→ DATASET EXCERPTS:
** begin **
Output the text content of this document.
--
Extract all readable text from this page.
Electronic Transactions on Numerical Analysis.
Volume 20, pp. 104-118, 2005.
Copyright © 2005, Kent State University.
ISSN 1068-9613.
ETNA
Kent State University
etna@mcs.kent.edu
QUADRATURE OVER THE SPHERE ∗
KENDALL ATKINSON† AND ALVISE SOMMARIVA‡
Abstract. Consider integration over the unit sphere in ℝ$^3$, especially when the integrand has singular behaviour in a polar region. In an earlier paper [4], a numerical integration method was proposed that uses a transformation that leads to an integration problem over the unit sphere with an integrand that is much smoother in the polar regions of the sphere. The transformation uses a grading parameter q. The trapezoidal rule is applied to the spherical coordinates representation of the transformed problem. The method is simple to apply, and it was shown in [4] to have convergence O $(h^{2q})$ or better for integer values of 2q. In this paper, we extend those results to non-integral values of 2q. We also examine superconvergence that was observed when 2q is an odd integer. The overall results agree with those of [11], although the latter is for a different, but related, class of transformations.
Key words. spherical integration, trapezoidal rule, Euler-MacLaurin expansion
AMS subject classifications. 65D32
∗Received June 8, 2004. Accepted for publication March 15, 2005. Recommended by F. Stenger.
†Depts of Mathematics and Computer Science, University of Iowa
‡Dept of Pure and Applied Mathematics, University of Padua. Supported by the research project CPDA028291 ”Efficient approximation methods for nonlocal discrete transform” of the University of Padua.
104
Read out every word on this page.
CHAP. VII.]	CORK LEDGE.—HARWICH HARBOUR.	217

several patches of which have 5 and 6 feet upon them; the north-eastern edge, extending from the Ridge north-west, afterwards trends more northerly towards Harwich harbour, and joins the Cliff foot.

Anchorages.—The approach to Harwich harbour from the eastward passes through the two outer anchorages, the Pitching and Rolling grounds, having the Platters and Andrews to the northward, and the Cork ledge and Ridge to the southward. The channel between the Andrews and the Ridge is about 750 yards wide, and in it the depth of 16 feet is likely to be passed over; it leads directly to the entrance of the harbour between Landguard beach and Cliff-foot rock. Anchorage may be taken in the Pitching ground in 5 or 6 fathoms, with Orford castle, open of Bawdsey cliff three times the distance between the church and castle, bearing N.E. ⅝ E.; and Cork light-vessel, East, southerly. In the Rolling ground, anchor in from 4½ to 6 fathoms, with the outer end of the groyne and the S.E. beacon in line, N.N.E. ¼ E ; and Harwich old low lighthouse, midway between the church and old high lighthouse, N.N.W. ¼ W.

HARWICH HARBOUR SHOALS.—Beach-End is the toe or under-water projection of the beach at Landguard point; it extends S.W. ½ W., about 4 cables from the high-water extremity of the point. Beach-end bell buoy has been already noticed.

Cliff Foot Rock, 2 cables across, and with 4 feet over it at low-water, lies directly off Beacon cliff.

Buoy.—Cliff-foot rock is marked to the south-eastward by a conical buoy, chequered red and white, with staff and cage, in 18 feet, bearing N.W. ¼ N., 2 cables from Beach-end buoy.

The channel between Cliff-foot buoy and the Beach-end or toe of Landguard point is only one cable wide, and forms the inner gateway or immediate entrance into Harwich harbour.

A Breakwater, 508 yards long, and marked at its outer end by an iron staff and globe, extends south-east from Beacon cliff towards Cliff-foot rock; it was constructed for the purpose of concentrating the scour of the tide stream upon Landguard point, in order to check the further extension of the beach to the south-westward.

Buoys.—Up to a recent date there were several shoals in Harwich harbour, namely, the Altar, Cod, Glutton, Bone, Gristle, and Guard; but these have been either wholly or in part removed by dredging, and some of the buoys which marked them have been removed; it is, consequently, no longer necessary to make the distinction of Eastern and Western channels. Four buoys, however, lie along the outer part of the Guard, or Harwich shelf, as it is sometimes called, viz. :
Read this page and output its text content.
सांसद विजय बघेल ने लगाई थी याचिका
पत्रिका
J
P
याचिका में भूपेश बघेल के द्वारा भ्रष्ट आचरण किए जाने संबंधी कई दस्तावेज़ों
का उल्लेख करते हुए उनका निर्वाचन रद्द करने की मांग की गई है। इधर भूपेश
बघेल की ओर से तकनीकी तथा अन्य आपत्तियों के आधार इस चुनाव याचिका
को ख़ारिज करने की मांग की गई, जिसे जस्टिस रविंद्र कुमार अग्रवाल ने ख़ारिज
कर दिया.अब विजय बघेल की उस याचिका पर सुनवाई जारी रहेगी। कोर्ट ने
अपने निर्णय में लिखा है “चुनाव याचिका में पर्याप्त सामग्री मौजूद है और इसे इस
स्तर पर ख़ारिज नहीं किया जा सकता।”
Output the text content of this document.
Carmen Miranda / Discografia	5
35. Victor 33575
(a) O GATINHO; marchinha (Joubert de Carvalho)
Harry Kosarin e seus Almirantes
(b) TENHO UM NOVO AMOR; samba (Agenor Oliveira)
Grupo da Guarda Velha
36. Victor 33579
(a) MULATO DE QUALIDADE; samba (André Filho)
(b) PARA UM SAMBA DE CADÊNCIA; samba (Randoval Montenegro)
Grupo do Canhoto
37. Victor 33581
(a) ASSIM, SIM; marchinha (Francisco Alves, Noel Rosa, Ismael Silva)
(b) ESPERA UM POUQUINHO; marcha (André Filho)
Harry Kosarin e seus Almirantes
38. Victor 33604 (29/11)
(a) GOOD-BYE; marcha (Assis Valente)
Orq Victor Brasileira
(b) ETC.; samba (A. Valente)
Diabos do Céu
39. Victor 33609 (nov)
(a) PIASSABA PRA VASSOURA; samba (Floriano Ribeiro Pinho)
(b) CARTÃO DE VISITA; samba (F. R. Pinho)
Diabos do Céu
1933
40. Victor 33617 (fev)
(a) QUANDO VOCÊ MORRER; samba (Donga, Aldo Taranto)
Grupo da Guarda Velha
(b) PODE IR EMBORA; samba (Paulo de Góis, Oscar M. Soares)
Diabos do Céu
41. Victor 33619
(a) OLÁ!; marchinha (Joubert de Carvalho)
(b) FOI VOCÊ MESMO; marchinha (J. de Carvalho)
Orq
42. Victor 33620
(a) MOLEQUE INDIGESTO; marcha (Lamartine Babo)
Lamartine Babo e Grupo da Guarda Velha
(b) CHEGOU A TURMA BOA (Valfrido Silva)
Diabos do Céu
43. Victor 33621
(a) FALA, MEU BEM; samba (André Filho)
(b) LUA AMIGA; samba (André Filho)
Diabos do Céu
** end **
→ GIVEN INSTRUCTION: Lines that hold the word "this" are the ones to return, every one of them.

→ EXERCISE RESULT:
Output the text content of this document.
Extract all readable text from this page.
Abstract. Consider integration over the unit sphere in ℝ$^3$, especially when the integrand has singular behaviour in a polar region. In an earlier paper [4], a numerical integration method was proposed that uses a transformation that leads to an integration problem over the unit sphere with an integrand that is much smoother in the polar regions of the sphere. The transformation uses a grading parameter q. The trapezoidal rule is applied to the spherical coordinates representation of the transformed problem. The method is simple to apply, and it was shown in [4] to have convergence O $(h^{2q})$ or better for integer values of 2q. In this paper, we extend those results to non-integral values of 2q. We also examine superconvergence that was observed when 2q is an odd integer. The overall results agree with those of [11], although the latter is for a different, but related, class of transformations.
Read out every word on this page.
Read this page and output its text content.
Output the text content of this document.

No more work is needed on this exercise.